Entries from a visual dataset
· · · · ·

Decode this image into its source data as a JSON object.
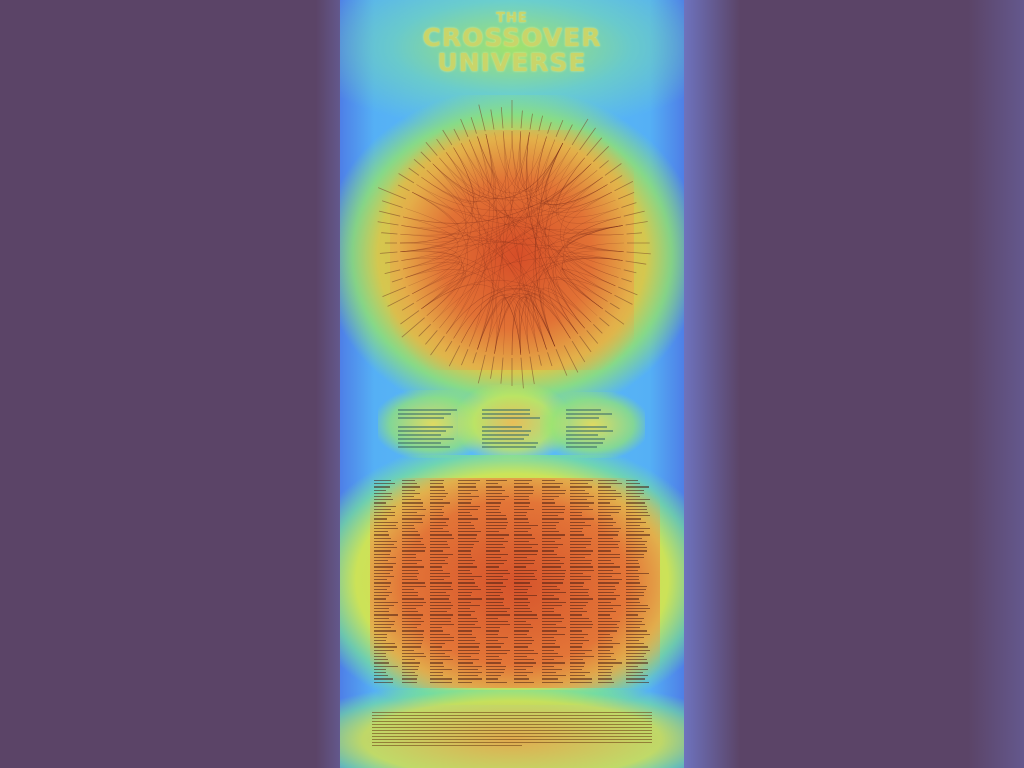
{
  "poster": {
    "masthead_left": "",
    "masthead_right": "",
    "title_lines": [
      "THE",
      "CROSSOVER",
      "UNIVERSE"
    ],
    "subtitle": ""
  },
  "sections": {
    "notes": [
      "",
      "",
      ""
    ],
    "table_title": "",
    "footer_title": ""
  }
}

· · · · ·

Copy out the whole listing exactly, and don't carry over any pictures.

Decode this image into its source data as a JSON object.
{
  "poster": {
    "masthead_left": "",
    "masthead_right": "",
    "title_lines": [
      "THE",
      "CROSSOVER",
      "UNIVERSE"
    ],
    "subtitle": ""
  },
  "sections": {
    "notes": [
      "",
      "",
      ""
    ],
    "table_title": "",
    "footer_title": ""
  }
}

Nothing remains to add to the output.